### What the task requires
Exact repetition of every entry is required.

* start Dataset extract *

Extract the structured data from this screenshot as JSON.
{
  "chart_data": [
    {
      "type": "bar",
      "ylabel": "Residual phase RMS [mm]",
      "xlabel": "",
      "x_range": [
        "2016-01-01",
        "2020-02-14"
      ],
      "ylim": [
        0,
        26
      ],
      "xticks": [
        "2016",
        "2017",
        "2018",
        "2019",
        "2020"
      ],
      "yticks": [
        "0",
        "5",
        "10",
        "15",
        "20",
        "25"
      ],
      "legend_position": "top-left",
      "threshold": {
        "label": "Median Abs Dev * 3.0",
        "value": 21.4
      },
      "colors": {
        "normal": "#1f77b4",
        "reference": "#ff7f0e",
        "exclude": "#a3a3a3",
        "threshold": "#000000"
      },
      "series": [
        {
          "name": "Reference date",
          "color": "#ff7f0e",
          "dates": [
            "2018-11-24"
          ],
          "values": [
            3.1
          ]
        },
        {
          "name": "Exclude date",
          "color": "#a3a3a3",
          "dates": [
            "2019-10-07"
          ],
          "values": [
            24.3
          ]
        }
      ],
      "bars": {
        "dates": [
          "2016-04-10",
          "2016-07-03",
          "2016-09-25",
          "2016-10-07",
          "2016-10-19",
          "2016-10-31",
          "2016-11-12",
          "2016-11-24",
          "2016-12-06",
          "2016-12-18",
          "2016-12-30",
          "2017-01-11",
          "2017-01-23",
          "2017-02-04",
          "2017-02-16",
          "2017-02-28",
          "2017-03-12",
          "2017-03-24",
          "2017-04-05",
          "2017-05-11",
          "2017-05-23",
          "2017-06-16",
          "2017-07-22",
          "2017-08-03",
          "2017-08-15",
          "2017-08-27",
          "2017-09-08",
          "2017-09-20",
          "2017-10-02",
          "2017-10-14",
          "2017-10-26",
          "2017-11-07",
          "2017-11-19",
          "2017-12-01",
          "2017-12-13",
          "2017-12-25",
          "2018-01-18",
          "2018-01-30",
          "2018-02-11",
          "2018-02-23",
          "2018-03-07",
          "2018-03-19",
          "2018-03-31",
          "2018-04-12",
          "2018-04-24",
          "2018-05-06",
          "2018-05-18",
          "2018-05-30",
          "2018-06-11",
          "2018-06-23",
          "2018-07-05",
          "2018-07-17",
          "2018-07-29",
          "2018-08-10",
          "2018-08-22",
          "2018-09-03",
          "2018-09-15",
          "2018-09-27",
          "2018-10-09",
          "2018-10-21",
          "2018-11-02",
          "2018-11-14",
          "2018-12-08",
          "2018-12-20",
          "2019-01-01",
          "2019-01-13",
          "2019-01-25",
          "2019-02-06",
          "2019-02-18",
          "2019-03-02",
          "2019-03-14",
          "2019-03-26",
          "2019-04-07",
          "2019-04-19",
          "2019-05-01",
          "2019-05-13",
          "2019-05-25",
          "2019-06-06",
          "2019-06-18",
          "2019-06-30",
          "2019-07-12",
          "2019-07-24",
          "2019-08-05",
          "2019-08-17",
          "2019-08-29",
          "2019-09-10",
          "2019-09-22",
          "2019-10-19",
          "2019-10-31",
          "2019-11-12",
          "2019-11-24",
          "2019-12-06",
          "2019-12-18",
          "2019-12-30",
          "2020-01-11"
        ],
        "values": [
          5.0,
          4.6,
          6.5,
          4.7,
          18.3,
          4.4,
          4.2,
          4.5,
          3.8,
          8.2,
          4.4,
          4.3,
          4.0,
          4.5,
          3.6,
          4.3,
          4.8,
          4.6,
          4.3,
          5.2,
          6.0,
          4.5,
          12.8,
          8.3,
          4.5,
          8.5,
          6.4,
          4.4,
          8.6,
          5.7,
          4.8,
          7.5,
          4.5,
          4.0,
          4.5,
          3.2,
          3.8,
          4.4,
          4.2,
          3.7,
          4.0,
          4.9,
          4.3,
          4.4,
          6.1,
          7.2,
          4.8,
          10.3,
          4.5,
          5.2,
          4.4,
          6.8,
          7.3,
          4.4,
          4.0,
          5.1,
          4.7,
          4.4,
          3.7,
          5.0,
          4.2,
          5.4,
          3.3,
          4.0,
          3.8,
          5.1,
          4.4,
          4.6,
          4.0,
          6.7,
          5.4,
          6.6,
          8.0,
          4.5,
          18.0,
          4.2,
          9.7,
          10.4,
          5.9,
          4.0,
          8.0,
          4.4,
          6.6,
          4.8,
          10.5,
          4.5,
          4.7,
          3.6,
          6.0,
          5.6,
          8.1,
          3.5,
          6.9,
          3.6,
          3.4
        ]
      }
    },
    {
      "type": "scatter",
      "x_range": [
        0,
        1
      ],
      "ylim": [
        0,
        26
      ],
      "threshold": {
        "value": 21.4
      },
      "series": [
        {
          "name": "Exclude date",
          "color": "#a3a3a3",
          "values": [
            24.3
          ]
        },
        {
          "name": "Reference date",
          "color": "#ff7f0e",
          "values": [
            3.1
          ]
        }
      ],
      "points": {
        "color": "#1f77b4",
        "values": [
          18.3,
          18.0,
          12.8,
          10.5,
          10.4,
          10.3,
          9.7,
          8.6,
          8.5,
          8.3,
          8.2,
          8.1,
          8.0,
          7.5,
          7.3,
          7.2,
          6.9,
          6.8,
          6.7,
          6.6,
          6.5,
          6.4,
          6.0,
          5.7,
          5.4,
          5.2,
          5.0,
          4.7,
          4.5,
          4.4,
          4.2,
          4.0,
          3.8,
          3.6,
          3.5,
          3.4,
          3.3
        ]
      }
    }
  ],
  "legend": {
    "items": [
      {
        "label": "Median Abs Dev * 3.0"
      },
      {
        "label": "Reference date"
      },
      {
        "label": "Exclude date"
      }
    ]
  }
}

* end Dataset extract *

### Solution to this task
Extract the structured data from this screenshot as JSON.
{
  "chart_data": [
    {
      "type": "bar",
      "ylabel": "Residual phase RMS [mm]",
      "xlabel": "",
      "x_range": [
        "2016-01-01",
        "2020-02-14"
      ],
      "ylim": [
        0,
        26
      ],
      "xticks": [
        "2016",
        "2017",
        "2018",
        "2019",
        "2020"
      ],
      "yticks": [
        "0",
        "5",
        "10",
        "15",
        "20",
        "25"
      ],
      "legend_position": "top-left",
      "threshold": {
        "label": "Median Abs Dev * 3.0",
        "value": 21.4
      },
      "colors": {
        "normal": "#1f77b4",
        "reference": "#ff7f0e",
        "exclude": "#a3a3a3",
        "threshold": "#000000"
      },
      "series": [
        {
          "name": "Reference date",
          "color": "#ff7f0e",
          "dates": [
            "2018-11-24"
          ],
          "values": [
            3.1
          ]
        },
        {
          "name": "Exclude date",
          "color": "#a3a3a3",
          "dates": [
            "2019-10-07"
          ],
          "values": [
            24.3
          ]
        }
      ],
      "bars": {
        "dates": [
          "2016-04-10",
          "2016-07-03",
          "2016-09-25",
          "2016-10-07",
          "2016-10-19",
          "2016-10-31",
          "2016-11-12",
          "2016-11-24",
          "2016-12-06",
          "2016-12-18",
          "2016-12-30",
          "2017-01-11",
          "2017-01-23",
          "2017-02-04",
          "2017-02-16",
          "2017-02-28",
          "2017-03-12",
          "2017-03-24",
          "2017-04-05",
          "2017-05-11",
          "2017-05-23",
          "2017-06-16",
          "2017-07-22",
          "2017-08-03",
          "2017-08-15",
          "2017-08-27",
          "2017-09-08",
          "2017-09-20",
          "2017-10-02",
          "2017-10-14",
          "2017-10-26",
          "2017-11-07",
          "2017-11-19",
          "2017-12-01",
          "2017-12-13",
          "2017-12-25",
          "2018-01-18",
          "2018-01-30",
          "2018-02-11",
          "2018-02-23",
          "2018-03-07",
          "2018-03-19",
          "2018-03-31",
          "2018-04-12",
          "2018-04-24",
          "2018-05-06",
          "2018-05-18",
          "2018-05-30",
          "2018-06-11",
          "2018-06-23",
          "2018-07-05",
          "2018-07-17",
          "2018-07-29",
          "2018-08-10",
          "2018-08-22",
          "2018-09-03",
          "2018-09-15",
          "2018-09-27",
          "2018-10-09",
          "2018-10-21",
          "2018-11-02",
          "2018-11-14",
          "2018-12-08",
          "2018-12-20",
          "2019-01-01",
          "2019-01-13",
          "2019-01-25",
          "2019-02-06",
          "2019-02-18",
          "2019-03-02",
          "2019-03-14",
          "2019-03-26",
          "2019-04-07",
          "2019-04-19",
          "2019-05-01",
          "2019-05-13",
          "2019-05-25",
          "2019-06-06",
          "2019-06-18",
          "2019-06-30",
          "2019-07-12",
          "2019-07-24",
          "2019-08-05",
          "2019-08-17",
          "2019-08-29",
          "2019-09-10",
          "2019-09-22",
          "2019-10-19",
          "2019-10-31",
          "2019-11-12",
          "2019-11-24",
          "2019-12-06",
          "2019-12-18",
          "2019-12-30",
          "2020-01-11"
        ],
        "values": [
          5.0,
          4.6,
          6.5,
          4.7,
          18.3,
          4.4,
          4.2,
          4.5,
          3.8,
          8.2,
          4.4,
          4.3,
          4.0,
          4.5,
          3.6,
          4.3,
          4.8,
          4.6,
          4.3,
          5.2,
          6.0,
          4.5,
          12.8,
          8.3,
          4.5,
          8.5,
          6.4,
          4.4,
          8.6,
          5.7,
          4.8,
          7.5,
          4.5,
          4.0,
          4.5,
          3.2,
          3.8,
          4.4,
          4.2,
          3.7,
          4.0,
          4.9,
          4.3,
          4.4,
          6.1,
          7.2,
          4.8,
          10.3,
          4.5,
          5.2,
          4.4,
          6.8,
          7.3,
          4.4,
          4.0,
          5.1,
          4.7,
          4.4,
          3.7,
          5.0,
          4.2,
          5.4,
          3.3,
          4.0,
          3.8,
          5.1,
          4.4,
          4.6,
          4.0,
          6.7,
          5.4,
          6.6,
          8.0,
          4.5,
          18.0,
          4.2,
          9.7,
          10.4,
          5.9,
          4.0,
          8.0,
          4.4,
          6.6,
          4.8,
          10.5,
          4.5,
          4.7,
          3.6,
          6.0,
          5.6,
          8.1,
          3.5,
          6.9,
          3.6,
          3.4
        ]
      }
    },
    {
      "type": "scatter",
      "x_range": [
        0,
        1
      ],
      "ylim": [
        0,
        26
      ],
      "threshold": {
        "value": 21.4
      },
      "series": [
        {
          "name": "Exclude date",
          "color": "#a3a3a3",
          "values": [
            24.3
          ]
        },
        {
          "name": "Reference date",
          "color": "#ff7f0e",
          "values": [
            3.1
          ]
        }
      ],
      "points": {
        "color": "#1f77b4",
        "values": [
          18.3,
          18.0,
          12.8,
          10.5,
          10.4,
          10.3,
          9.7,
          8.6,
          8.5,
          8.3,
          8.2,
          8.1,
          8.0,
          7.5,
          7.3,
          7.2,
          6.9,
          6.8,
          6.7,
          6.6,
          6.5,
          6.4,
          6.0,
          5.7,
          5.4,
          5.2,
          5.0,
          4.7,
          4.5,
          4.4,
          4.2,
          4.0,
          3.8,
          3.6,
          3.5,
          3.4,
          3.3
        ]
      }
    }
  ],
  "legend": {
    "items": [
      {
        "label": "Median Abs Dev * 3.0"
      },
      {
        "label": "Reference date"
      },
      {
        "label": "Exclude date"
      }
    ]
  }
}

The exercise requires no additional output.